<<<<
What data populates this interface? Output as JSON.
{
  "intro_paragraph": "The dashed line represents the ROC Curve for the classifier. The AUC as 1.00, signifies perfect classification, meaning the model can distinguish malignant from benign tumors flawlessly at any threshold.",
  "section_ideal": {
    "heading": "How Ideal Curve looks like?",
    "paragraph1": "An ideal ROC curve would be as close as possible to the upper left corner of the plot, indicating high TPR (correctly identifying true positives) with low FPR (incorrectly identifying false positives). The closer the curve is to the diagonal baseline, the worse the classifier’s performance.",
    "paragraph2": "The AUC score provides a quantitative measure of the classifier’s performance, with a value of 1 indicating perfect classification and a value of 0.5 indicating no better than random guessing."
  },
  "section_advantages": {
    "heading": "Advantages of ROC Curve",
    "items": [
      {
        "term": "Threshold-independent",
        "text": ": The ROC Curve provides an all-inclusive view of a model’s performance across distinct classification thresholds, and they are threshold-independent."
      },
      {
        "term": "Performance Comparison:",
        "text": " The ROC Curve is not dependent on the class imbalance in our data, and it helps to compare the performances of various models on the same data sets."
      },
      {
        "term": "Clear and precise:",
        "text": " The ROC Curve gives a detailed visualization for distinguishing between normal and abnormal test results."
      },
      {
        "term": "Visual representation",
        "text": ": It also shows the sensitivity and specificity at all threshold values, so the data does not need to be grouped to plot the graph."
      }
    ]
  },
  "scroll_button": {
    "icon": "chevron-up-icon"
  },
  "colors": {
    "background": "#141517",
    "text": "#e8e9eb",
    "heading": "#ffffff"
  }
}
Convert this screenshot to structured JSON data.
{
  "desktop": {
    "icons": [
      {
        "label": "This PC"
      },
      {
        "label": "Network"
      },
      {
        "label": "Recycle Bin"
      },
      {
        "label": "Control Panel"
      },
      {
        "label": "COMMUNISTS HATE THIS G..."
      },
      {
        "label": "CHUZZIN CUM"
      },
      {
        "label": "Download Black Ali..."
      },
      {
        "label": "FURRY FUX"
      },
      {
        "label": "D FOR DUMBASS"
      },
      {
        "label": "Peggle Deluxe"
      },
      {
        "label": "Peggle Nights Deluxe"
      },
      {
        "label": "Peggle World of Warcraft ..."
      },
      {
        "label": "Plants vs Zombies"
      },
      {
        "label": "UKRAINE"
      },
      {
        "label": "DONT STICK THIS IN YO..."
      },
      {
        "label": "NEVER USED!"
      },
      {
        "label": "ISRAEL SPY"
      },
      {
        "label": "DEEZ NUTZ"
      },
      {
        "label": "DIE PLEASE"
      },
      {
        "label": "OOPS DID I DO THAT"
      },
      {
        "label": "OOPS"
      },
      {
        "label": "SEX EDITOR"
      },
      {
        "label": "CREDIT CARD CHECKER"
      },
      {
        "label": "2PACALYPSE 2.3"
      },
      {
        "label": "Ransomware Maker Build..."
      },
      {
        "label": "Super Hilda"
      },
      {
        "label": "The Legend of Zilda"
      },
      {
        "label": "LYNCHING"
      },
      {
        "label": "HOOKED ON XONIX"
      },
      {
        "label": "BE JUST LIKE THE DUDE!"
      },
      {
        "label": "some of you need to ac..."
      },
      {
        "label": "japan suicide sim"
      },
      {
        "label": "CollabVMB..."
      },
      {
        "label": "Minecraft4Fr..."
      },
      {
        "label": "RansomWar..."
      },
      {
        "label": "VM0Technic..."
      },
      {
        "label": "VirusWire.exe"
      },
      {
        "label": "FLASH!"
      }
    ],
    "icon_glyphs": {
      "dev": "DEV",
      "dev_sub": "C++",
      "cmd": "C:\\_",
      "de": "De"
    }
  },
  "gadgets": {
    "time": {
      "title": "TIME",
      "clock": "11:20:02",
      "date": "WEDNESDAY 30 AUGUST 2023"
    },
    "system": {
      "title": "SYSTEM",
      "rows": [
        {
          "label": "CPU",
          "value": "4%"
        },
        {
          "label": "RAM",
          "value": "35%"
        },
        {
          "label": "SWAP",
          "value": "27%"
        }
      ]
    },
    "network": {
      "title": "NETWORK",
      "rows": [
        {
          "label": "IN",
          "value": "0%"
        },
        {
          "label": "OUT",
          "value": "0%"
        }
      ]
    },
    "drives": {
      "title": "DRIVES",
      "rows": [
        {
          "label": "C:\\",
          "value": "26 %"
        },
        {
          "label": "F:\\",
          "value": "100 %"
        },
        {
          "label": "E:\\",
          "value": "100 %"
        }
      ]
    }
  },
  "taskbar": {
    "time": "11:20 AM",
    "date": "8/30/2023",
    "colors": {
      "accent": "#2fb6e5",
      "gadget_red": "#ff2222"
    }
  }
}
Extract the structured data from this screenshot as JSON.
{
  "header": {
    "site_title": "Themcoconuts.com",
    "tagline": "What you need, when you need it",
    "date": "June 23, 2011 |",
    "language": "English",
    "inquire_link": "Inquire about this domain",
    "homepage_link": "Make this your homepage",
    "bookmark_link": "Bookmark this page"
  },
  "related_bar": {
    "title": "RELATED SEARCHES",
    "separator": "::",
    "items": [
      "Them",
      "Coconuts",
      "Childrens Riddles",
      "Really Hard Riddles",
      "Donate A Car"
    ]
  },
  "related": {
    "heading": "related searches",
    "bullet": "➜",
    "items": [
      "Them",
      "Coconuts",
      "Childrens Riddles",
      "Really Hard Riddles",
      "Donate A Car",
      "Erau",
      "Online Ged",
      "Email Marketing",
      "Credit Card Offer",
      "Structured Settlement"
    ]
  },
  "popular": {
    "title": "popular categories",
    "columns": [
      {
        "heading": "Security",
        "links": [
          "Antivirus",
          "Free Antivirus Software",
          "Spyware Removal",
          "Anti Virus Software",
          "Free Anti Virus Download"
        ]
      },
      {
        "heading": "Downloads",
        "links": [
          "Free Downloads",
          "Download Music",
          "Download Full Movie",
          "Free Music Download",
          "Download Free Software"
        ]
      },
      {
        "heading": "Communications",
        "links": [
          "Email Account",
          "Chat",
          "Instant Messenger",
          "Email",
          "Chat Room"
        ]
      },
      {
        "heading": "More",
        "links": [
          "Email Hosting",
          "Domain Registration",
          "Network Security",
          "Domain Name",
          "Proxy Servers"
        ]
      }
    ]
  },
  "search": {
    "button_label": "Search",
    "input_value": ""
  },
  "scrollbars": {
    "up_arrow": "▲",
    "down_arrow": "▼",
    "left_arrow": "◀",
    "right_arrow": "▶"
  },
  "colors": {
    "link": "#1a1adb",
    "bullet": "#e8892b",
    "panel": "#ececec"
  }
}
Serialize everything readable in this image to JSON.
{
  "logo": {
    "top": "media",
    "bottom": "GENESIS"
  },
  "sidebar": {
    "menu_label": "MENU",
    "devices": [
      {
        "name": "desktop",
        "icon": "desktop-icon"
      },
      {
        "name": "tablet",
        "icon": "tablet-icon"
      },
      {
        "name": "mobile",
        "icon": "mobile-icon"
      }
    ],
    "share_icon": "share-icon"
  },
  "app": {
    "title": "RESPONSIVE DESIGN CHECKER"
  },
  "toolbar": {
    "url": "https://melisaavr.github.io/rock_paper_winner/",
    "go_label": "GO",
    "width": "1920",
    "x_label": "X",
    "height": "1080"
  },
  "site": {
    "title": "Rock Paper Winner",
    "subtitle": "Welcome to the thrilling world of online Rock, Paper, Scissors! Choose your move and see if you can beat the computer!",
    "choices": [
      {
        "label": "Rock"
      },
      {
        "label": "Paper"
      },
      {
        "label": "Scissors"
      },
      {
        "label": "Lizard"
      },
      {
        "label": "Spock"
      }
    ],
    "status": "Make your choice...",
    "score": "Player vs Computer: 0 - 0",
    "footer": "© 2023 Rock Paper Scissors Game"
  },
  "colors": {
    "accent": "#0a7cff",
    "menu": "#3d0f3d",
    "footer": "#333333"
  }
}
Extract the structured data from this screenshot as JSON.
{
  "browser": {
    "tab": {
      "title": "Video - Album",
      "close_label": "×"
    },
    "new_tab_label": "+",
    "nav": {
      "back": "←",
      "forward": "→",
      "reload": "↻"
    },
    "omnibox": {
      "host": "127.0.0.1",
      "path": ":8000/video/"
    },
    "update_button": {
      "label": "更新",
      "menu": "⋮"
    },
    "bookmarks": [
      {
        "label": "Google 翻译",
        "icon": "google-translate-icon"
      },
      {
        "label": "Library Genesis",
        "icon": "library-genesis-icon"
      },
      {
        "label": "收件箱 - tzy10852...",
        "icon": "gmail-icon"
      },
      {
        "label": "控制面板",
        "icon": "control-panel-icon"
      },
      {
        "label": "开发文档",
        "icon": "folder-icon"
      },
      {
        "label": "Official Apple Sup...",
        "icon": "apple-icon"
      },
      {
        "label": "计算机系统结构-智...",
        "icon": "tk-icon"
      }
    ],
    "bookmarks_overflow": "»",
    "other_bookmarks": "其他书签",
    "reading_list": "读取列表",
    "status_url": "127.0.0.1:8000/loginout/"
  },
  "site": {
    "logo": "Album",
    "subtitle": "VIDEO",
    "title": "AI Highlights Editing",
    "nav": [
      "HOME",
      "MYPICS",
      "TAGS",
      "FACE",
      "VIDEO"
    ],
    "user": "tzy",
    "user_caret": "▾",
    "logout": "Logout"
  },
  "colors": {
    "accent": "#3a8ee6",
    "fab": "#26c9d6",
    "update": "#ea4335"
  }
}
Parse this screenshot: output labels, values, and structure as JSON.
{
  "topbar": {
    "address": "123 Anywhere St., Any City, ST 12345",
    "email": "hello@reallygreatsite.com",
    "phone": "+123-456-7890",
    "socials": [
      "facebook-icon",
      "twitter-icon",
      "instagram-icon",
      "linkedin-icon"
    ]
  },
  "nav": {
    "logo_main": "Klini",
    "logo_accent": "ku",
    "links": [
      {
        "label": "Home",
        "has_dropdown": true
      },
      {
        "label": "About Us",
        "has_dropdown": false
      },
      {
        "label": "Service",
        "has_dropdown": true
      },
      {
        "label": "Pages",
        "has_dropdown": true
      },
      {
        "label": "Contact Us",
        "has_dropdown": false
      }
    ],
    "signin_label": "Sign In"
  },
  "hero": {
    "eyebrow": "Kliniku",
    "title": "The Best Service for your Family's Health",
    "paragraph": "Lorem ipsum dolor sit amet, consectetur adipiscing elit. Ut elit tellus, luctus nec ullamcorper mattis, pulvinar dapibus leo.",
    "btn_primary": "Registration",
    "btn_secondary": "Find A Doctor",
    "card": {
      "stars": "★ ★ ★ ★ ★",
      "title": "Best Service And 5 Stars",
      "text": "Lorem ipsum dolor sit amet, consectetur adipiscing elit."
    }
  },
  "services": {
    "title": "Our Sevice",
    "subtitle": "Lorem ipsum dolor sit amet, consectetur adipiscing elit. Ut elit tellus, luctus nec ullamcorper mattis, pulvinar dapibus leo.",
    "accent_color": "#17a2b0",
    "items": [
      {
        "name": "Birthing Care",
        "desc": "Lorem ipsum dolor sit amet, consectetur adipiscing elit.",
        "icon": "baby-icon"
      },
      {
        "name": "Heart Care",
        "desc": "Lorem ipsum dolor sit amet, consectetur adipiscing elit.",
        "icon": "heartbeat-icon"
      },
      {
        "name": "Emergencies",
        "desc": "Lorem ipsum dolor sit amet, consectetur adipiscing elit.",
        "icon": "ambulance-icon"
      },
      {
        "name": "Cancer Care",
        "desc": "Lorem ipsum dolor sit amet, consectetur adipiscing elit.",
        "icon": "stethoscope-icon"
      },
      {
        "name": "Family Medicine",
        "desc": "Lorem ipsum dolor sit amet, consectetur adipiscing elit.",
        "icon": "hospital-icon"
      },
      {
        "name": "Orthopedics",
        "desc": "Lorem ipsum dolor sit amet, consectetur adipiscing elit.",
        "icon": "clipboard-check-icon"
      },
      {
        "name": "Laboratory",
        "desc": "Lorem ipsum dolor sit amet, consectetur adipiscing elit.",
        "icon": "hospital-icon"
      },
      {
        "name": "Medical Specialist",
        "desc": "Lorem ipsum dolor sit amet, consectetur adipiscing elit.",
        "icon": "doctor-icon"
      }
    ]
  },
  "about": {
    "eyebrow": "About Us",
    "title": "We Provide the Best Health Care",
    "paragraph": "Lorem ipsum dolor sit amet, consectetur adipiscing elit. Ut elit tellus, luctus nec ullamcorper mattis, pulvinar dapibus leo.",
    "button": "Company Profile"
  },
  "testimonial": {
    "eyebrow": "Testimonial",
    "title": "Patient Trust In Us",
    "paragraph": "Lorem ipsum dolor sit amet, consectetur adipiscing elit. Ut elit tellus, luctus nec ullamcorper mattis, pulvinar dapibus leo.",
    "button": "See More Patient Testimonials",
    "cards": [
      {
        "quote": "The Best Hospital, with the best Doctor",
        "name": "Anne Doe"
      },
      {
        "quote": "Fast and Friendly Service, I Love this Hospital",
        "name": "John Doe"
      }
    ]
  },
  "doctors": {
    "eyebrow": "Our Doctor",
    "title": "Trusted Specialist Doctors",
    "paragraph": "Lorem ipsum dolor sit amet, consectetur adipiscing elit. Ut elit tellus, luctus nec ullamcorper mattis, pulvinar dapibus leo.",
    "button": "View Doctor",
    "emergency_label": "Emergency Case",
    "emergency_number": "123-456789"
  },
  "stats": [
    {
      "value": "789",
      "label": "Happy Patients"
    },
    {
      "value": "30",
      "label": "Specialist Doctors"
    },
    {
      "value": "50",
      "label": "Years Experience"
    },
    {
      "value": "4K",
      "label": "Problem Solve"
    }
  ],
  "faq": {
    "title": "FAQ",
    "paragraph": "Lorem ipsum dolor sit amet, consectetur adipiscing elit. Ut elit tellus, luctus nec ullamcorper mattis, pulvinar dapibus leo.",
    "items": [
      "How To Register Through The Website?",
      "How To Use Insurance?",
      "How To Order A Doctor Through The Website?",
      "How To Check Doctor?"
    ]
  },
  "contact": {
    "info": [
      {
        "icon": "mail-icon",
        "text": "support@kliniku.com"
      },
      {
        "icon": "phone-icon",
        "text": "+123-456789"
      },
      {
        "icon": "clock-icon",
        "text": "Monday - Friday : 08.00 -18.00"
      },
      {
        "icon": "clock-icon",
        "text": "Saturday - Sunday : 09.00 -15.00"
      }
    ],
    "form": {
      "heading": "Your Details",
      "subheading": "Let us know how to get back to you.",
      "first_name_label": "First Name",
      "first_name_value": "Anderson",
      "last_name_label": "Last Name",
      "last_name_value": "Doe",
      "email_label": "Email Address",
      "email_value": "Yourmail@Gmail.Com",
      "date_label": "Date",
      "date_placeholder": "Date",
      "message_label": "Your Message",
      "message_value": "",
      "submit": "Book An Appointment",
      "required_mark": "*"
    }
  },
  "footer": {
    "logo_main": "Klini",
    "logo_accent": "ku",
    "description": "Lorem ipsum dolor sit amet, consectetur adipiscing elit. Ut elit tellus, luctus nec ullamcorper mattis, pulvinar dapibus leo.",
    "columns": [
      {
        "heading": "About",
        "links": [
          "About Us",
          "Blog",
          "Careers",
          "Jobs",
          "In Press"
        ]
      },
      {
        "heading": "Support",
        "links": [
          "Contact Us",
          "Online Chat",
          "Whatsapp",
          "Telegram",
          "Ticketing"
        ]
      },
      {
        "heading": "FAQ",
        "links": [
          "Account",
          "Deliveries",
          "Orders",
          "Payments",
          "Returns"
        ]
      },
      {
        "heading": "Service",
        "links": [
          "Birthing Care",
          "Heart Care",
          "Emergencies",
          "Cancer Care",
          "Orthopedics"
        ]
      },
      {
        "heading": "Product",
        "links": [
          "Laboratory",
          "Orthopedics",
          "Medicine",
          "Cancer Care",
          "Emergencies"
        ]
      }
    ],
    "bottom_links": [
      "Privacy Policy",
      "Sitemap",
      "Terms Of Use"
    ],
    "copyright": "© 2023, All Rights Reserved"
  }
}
>>>>
» **WHAT TO DO**
Present each line from the listing that holds the string "Music".

» **EXERCISE ANSWER**
          "Download Music",
          "Free Music Download",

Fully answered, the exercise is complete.